EXERCISE DESCRIPTION
Reproduce all of the data exactly, with no line skipped.

EXERCISE INPUT
---*---
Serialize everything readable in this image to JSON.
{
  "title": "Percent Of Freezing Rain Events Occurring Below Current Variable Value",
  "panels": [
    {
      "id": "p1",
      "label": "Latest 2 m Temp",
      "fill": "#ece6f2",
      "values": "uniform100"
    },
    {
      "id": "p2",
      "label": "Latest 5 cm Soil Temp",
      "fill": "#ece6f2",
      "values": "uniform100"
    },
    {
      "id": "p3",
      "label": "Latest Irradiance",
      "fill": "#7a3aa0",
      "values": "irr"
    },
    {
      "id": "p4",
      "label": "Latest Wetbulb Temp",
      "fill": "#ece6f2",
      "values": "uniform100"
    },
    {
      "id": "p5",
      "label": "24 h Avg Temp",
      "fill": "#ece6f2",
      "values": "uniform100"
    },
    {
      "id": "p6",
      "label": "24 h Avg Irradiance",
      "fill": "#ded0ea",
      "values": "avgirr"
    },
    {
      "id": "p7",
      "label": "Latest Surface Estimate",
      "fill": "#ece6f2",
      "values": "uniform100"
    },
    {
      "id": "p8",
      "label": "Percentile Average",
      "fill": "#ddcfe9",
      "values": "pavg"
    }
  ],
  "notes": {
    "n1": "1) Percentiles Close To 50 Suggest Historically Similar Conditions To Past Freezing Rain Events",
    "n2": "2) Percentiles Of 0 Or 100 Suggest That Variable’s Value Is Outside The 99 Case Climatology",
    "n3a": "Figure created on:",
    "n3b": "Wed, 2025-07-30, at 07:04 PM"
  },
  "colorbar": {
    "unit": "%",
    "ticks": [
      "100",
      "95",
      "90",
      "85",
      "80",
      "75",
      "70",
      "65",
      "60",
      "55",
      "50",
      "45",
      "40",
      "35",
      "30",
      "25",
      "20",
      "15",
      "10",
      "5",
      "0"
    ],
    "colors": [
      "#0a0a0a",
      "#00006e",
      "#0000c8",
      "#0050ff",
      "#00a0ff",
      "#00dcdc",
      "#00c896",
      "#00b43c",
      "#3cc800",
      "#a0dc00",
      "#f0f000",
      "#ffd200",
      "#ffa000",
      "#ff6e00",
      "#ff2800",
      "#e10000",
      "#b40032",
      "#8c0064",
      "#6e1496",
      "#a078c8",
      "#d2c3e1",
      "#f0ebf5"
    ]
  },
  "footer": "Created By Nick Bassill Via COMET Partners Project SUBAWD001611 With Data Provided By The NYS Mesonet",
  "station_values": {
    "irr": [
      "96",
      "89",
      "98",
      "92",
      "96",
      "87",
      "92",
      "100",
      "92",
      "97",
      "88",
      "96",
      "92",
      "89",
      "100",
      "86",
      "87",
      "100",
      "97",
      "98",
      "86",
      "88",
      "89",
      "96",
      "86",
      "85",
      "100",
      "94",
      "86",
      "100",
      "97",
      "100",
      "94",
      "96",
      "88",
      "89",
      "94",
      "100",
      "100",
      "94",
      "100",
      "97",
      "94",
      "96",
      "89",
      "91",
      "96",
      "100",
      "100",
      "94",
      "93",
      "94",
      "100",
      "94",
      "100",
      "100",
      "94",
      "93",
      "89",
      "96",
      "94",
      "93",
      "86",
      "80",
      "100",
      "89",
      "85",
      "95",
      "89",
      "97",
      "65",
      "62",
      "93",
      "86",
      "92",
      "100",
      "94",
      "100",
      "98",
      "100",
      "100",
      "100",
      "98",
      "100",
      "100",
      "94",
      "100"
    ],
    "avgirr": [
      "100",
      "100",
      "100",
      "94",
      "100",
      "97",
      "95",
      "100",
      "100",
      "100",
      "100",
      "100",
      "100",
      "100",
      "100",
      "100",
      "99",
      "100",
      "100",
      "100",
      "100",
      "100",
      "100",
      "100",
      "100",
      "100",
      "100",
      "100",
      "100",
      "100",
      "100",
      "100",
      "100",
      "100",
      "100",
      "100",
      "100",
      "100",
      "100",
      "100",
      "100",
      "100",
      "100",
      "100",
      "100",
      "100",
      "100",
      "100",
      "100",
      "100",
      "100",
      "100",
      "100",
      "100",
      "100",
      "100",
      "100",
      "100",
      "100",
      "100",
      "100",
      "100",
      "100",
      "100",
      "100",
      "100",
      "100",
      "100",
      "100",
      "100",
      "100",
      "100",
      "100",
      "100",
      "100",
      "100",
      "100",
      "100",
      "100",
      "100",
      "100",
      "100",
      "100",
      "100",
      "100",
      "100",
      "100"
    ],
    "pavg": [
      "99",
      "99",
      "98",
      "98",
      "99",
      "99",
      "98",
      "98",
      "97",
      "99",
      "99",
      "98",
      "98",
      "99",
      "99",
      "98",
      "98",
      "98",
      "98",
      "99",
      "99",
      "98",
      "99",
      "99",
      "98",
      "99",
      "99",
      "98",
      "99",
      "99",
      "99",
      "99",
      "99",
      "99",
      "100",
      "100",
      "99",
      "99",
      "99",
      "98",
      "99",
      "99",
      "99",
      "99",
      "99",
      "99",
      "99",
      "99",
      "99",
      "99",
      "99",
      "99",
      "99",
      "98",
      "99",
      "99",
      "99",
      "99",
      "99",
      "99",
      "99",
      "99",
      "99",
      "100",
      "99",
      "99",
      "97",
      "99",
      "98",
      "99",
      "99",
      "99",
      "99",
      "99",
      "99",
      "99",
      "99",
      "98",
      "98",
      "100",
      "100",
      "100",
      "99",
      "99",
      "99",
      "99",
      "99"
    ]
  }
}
---*---
COMPLETED TASK
Serialize everything readable in this image to JSON.
{
  "title": "Percent Of Freezing Rain Events Occurring Below Current Variable Value",
  "panels": [
    {
      "id": "p1",
      "label": "Latest 2 m Temp",
      "fill": "#ece6f2",
      "values": "uniform100"
    },
    {
      "id": "p2",
      "label": "Latest 5 cm Soil Temp",
      "fill": "#ece6f2",
      "values": "uniform100"
    },
    {
      "id": "p3",
      "label": "Latest Irradiance",
      "fill": "#7a3aa0",
      "values": "irr"
    },
    {
      "id": "p4",
      "label": "Latest Wetbulb Temp",
      "fill": "#ece6f2",
      "values": "uniform100"
    },
    {
      "id": "p5",
      "label": "24 h Avg Temp",
      "fill": "#ece6f2",
      "values": "uniform100"
    },
    {
      "id": "p6",
      "label": "24 h Avg Irradiance",
      "fill": "#ded0ea",
      "values": "avgirr"
    },
    {
      "id": "p7",
      "label": "Latest Surface Estimate",
      "fill": "#ece6f2",
      "values": "uniform100"
    },
    {
      "id": "p8",
      "label": "Percentile Average",
      "fill": "#ddcfe9",
      "values": "pavg"
    }
  ],
  "notes": {
    "n1": "1) Percentiles Close To 50 Suggest Historically Similar Conditions To Past Freezing Rain Events",
    "n2": "2) Percentiles Of 0 Or 100 Suggest That Variable’s Value Is Outside The 99 Case Climatology",
    "n3a": "Figure created on:",
    "n3b": "Wed, 2025-07-30, at 07:04 PM"
  },
  "colorbar": {
    "unit": "%",
    "ticks": [
      "100",
      "95",
      "90",
      "85",
      "80",
      "75",
      "70",
      "65",
      "60",
      "55",
      "50",
      "45",
      "40",
      "35",
      "30",
      "25",
      "20",
      "15",
      "10",
      "5",
      "0"
    ],
    "colors": [
      "#0a0a0a",
      "#00006e",
      "#0000c8",
      "#0050ff",
      "#00a0ff",
      "#00dcdc",
      "#00c896",
      "#00b43c",
      "#3cc800",
      "#a0dc00",
      "#f0f000",
      "#ffd200",
      "#ffa000",
      "#ff6e00",
      "#ff2800",
      "#e10000",
      "#b40032",
      "#8c0064",
      "#6e1496",
      "#a078c8",
      "#d2c3e1",
      "#f0ebf5"
    ]
  },
  "footer": "Created By Nick Bassill Via COMET Partners Project SUBAWD001611 With Data Provided By The NYS Mesonet",
  "station_values": {
    "irr": [
      "96",
      "89",
      "98",
      "92",
      "96",
      "87",
      "92",
      "100",
      "92",
      "97",
      "88",
      "96",
      "92",
      "89",
      "100",
      "86",
      "87",
      "100",
      "97",
      "98",
      "86",
      "88",
      "89",
      "96",
      "86",
      "85",
      "100",
      "94",
      "86",
      "100",
      "97",
      "100",
      "94",
      "96",
      "88",
      "89",
      "94",
      "100",
      "100",
      "94",
      "100",
      "97",
      "94",
      "96",
      "89",
      "91",
      "96",
      "100",
      "100",
      "94",
      "93",
      "94",
      "100",
      "94",
      "100",
      "100",
      "94",
      "93",
      "89",
      "96",
      "94",
      "93",
      "86",
      "80",
      "100",
      "89",
      "85",
      "95",
      "89",
      "97",
      "65",
      "62",
      "93",
      "86",
      "92",
      "100",
      "94",
      "100",
      "98",
      "100",
      "100",
      "100",
      "98",
      "100",
      "100",
      "94",
      "100"
    ],
    "avgirr": [
      "100",
      "100",
      "100",
      "94",
      "100",
      "97",
      "95",
      "100",
      "100",
      "100",
      "100",
      "100",
      "100",
      "100",
      "100",
      "100",
      "99",
      "100",
      "100",
      "100",
      "100",
      "100",
      "100",
      "100",
      "100",
      "100",
      "100",
      "100",
      "100",
      "100",
      "100",
      "100",
      "100",
      "100",
      "100",
      "100",
      "100",
      "100",
      "100",
      "100",
      "100",
      "100",
      "100",
      "100",
      "100",
      "100",
      "100",
      "100",
      "100",
      "100",
      "100",
      "100",
      "100",
      "100",
      "100",
      "100",
      "100",
      "100",
      "100",
      "100",
      "100",
      "100",
      "100",
      "100",
      "100",
      "100",
      "100",
      "100",
      "100",
      "100",
      "100",
      "100",
      "100",
      "100",
      "100",
      "100",
      "100",
      "100",
      "100",
      "100",
      "100",
      "100",
      "100",
      "100",
      "100",
      "100",
      "100"
    ],
    "pavg": [
      "99",
      "99",
      "98",
      "98",
      "99",
      "99",
      "98",
      "98",
      "97",
      "99",
      "99",
      "98",
      "98",
      "99",
      "99",
      "98",
      "98",
      "98",
      "98",
      "99",
      "99",
      "98",
      "99",
      "99",
      "98",
      "99",
      "99",
      "98",
      "99",
      "99",
      "99",
      "99",
      "99",
      "99",
      "100",
      "100",
      "99",
      "99",
      "99",
      "98",
      "99",
      "99",
      "99",
      "99",
      "99",
      "99",
      "99",
      "99",
      "99",
      "99",
      "99",
      "99",
      "99",
      "98",
      "99",
      "99",
      "99",
      "99",
      "99",
      "99",
      "99",
      "99",
      "99",
      "100",
      "99",
      "99",
      "97",
      "99",
      "98",
      "99",
      "99",
      "99",
      "99",
      "99",
      "99",
      "99",
      "99",
      "98",
      "98",
      "100",
      "100",
      "100",
      "99",
      "99",
      "99",
      "99",
      "99"
    ]
  }
}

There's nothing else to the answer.